_Written request_
In the records below, find each line containing the word "垦地融合" and copy it.

_Record excerpts_

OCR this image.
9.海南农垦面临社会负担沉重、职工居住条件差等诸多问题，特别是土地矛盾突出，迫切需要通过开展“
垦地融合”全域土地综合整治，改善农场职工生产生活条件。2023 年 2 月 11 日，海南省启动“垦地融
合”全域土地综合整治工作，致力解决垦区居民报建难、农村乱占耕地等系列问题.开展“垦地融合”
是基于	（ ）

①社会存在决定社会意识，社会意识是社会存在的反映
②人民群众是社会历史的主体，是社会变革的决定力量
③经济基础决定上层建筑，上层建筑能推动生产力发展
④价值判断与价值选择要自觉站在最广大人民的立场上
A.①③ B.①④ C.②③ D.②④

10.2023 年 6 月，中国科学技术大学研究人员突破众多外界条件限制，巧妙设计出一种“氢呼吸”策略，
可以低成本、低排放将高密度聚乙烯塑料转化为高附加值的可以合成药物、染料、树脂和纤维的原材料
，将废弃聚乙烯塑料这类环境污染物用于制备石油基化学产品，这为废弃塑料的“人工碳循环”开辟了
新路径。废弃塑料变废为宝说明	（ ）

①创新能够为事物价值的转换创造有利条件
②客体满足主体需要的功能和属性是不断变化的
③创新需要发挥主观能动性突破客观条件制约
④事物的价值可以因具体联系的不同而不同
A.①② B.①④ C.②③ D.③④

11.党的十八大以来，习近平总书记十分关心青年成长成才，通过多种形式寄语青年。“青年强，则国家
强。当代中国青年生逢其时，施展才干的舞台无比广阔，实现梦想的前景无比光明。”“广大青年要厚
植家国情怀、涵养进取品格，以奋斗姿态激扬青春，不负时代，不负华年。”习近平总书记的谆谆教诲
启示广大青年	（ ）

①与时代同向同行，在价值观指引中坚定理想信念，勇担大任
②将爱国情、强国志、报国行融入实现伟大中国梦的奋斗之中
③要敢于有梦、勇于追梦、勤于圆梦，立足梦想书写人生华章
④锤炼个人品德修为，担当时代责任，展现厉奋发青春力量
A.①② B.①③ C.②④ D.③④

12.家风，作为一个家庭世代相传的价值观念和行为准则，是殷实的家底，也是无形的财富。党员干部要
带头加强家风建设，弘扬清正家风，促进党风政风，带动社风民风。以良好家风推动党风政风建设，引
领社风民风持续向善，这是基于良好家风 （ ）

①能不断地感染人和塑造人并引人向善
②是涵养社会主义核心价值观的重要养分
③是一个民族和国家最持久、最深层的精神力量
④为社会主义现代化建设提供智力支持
==
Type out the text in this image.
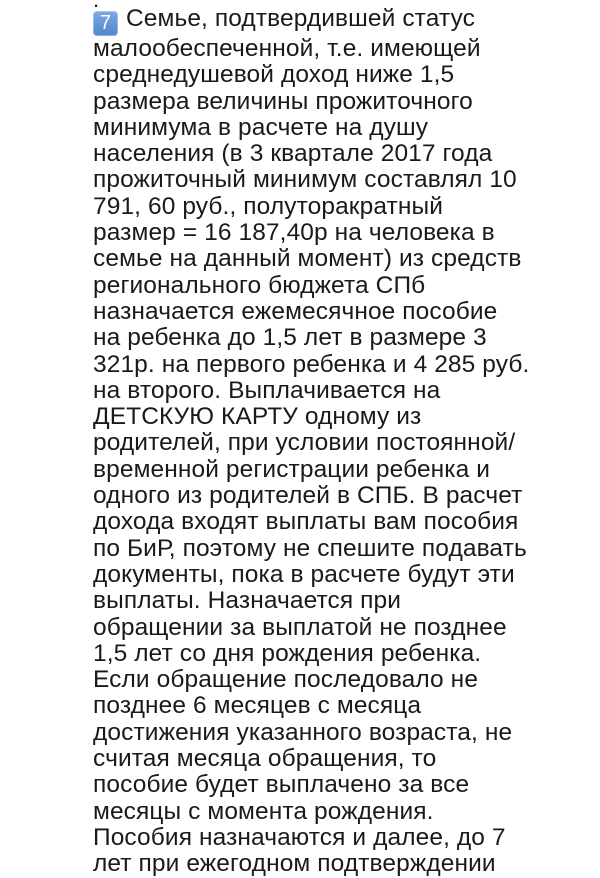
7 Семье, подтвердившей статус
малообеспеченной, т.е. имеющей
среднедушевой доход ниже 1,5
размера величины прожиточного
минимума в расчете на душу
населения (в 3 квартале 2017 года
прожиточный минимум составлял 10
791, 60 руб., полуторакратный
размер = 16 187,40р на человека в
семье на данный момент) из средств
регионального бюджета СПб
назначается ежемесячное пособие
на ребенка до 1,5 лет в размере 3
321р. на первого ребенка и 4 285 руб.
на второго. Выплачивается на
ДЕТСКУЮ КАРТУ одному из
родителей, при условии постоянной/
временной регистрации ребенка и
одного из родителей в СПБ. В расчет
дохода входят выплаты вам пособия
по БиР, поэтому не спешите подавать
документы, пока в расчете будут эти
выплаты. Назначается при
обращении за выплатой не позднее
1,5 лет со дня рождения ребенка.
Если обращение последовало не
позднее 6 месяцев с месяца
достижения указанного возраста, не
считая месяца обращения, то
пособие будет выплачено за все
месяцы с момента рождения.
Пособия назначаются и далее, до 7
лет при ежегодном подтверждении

_Response to this task_
垦地融合”全域土地综合整治，改善农场职工生产生活条件。2023 年 2 月 11 日，海南省启动“垦地融
合”全域土地综合整治工作，致力解决垦区居民报建难、农村乱占耕地等系列问题.开展“垦地融合”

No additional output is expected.